Directions.
1. Answer these questions using the savepoint fix description:
(a) How many problems related to savepoints does the author say they found?
(b) What was added to fix the case where a job is upgraded?
(c) Besides a value that holds the savepoint trigger time, what was increased?
2. Transcribe the savepoint fix description word for word, starting at "Fix savepoint problems" and ending at "not get triggered.".
3. Go on with the savepoint fix description, picking up right after its last sentence.

Reading text.
───

Fix savepoint problems #392

shashken · 2021-01-11T13:24:20Z

I found 2 problems related to savepoints:

When upgrading a job, there was no option to take a savepoint before upgrading (and using it to restore)
added a flag to fix this case
When a cluster starts it tries to take a savepoint, the savepoint status only updates once it completes, this creates a situation where a new savepoint gets triggered while the previous one is still running, and it keeps happening if your savepoints won't finish quickly (forever)
I solved this with another value that holds the savepoint trigger time, and an increased savepoint timeout, so while a savepoint is still running a new one will not get triggered.

@functicons I'd love to get your feedback on this, we might want to create a stronger solution later on but for now savepoints are impossible to use with this operator if they take some time.

───

Items from a dataset:
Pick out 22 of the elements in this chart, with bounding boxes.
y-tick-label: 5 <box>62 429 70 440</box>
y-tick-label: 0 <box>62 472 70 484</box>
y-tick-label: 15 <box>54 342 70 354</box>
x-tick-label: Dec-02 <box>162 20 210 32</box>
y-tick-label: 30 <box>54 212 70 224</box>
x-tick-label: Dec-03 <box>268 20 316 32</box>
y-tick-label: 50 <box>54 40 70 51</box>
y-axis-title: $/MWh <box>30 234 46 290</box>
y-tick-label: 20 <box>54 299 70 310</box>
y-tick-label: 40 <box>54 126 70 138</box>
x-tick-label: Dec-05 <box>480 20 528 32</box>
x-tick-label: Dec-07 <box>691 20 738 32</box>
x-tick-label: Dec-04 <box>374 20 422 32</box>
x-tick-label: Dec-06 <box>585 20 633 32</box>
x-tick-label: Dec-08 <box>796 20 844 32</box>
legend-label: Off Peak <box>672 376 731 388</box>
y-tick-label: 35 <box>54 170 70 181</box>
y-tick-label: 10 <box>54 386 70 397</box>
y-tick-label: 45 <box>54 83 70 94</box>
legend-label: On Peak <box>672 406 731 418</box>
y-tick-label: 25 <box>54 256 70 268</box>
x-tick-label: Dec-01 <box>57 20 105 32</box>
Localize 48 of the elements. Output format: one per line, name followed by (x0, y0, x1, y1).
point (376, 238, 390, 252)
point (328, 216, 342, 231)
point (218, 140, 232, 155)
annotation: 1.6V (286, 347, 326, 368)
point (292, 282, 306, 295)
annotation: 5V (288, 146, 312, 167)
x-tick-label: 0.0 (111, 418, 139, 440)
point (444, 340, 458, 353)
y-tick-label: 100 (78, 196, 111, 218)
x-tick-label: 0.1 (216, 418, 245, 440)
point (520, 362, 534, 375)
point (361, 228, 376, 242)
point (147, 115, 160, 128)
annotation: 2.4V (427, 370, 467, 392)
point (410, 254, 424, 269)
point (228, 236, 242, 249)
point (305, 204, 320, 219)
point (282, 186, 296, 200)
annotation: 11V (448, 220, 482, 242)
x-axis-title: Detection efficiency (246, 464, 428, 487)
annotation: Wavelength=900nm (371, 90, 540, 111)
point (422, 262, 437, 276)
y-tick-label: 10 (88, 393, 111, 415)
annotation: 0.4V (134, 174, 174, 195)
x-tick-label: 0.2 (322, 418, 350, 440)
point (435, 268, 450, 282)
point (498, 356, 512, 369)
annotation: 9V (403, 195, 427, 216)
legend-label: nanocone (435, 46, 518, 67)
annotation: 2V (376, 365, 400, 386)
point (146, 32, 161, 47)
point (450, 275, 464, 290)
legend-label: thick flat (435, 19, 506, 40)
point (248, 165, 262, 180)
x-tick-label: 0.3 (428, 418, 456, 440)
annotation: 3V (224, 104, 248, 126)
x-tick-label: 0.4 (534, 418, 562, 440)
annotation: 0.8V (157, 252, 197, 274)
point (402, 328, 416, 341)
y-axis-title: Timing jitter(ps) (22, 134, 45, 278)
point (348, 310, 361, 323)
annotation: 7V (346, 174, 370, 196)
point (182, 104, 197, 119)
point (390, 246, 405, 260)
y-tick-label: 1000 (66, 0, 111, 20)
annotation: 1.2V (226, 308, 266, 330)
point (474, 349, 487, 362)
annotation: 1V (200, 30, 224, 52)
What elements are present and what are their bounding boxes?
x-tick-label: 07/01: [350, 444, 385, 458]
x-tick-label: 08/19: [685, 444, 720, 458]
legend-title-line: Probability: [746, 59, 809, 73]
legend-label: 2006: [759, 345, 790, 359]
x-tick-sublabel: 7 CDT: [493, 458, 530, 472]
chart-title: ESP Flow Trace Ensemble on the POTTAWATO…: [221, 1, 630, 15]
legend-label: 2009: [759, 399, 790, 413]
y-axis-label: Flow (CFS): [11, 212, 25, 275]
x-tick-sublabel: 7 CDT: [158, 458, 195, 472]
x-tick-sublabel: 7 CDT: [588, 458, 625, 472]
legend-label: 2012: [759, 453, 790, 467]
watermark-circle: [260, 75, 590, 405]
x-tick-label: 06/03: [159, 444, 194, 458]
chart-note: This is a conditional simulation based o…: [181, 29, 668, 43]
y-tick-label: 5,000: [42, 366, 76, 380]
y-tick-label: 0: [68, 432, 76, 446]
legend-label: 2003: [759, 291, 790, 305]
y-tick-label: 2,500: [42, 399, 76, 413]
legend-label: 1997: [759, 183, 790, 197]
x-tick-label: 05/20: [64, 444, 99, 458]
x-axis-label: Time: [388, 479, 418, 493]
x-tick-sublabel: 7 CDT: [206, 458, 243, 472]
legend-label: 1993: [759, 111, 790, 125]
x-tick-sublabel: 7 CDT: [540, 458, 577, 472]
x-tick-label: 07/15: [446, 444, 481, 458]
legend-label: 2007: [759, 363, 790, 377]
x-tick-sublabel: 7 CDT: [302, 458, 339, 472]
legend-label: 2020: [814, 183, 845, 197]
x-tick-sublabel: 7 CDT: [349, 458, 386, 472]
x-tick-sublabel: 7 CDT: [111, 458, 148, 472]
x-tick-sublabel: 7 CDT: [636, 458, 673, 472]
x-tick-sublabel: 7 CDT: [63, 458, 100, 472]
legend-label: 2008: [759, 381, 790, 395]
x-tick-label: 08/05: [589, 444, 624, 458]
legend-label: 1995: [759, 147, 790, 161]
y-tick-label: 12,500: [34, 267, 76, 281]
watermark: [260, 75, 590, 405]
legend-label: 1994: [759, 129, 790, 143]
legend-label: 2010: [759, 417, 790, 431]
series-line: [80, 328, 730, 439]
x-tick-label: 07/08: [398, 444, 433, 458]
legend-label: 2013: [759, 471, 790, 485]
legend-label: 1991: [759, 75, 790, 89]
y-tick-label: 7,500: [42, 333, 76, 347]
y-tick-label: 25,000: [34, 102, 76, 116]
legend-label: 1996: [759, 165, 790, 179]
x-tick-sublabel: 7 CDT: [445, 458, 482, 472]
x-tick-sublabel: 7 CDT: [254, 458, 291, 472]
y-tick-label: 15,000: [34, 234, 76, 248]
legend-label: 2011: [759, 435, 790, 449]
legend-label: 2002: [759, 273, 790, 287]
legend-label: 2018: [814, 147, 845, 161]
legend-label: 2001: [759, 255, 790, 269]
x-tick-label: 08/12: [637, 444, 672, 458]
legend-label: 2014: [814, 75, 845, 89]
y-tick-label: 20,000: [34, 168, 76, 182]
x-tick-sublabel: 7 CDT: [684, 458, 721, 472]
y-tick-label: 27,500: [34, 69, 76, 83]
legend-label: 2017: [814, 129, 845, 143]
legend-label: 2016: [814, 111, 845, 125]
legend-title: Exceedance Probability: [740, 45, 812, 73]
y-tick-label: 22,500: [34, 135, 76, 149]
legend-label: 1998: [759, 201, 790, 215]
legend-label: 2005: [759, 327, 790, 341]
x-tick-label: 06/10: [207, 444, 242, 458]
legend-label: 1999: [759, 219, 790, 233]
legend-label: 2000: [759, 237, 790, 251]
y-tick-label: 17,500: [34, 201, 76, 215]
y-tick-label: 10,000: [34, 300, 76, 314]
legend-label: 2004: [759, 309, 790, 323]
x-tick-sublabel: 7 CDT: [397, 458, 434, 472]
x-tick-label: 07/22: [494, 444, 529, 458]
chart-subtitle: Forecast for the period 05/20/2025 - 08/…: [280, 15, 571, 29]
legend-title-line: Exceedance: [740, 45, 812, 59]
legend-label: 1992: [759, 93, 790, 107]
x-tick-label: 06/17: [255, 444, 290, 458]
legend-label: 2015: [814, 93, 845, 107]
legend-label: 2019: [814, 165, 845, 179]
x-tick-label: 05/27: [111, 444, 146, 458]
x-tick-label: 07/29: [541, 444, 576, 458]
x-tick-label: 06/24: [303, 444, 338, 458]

───

Answers to the exercises.
1.
(a) Two.
(b) A flag.
(c) The savepoint timeout.

2.
Fix savepoint problems #392

shashken · 2021-01-11T13:24:20Z

I found 2 problems related to savepoints:

When upgrading a job, there was no option to take a savepoint before upgrading (and using it to restore)
added a flag to fix this case
When a cluster starts it tries to take a savepoint, the savepoint status only updates once it completes, this creates a situation where a new savepoint gets triggered while the previous one is still running, and it keeps happening if your savepoints won't finish quickly (forever)
I solved this with another value that holds the savepoint trigger time, and an increased savepoint timeout, so while a savepoint is still running a new one will not get triggered.

3.
changes

Use StatefulSet instead of Deployment (GoogleCloudPlatform#354)

Update Helm chart CRD for PR GoogleCloudPlatform#379 (GoogleCloudPlatform#386)

functicons · 2021-01-13T01:54:50Z

/gcbrun

functicons · 2021-01-13T02:00:03Z

Thanks for the PR, will review as soon as I get a chance.

functicons

Left some comments, thanks!

functicons · 2021-01-13T05:03:18Z

api/v1beta1/flinkcluster_types.go

-	SavepointTriggerReasonUpdate        = "update"
+	SavepointTriggerReasonUserRequested    = "user requested"
+	SavepointTriggerReasonScheduled        = "scheduled"
+	SavepointTriggerReasonScheduledInitial = "scheduledInitial"


Add a comment about this reason.

functicons · 2021-01-13T05:04:37Z

api/v1beta1/flinkcluster_types.go

@@ -347,6 +348,9 @@ type JobSpec struct {
 	// Allow non-restored state, default: false.
 	AllowNonRestoredState *bool `json:"allowNonRestoredState,omitempty"`

+	// Should take savepoint before upgrading the job, default: false.
+	ShouldTakeSavepointOnUpgrade *bool `json:"shouldTakeSavepointOnUpgrade,omitempty"`


nit: s/ShouldTakeSavepointOnUpgrade/TakeSavepointOnUpdate.

@shashken It would be nice to consider setting a default value for takeSavepointOnUpgrade field. Otherwise it could lead to a nil pointer error like #408. You can easily set it with a marker like kubebuilder:default.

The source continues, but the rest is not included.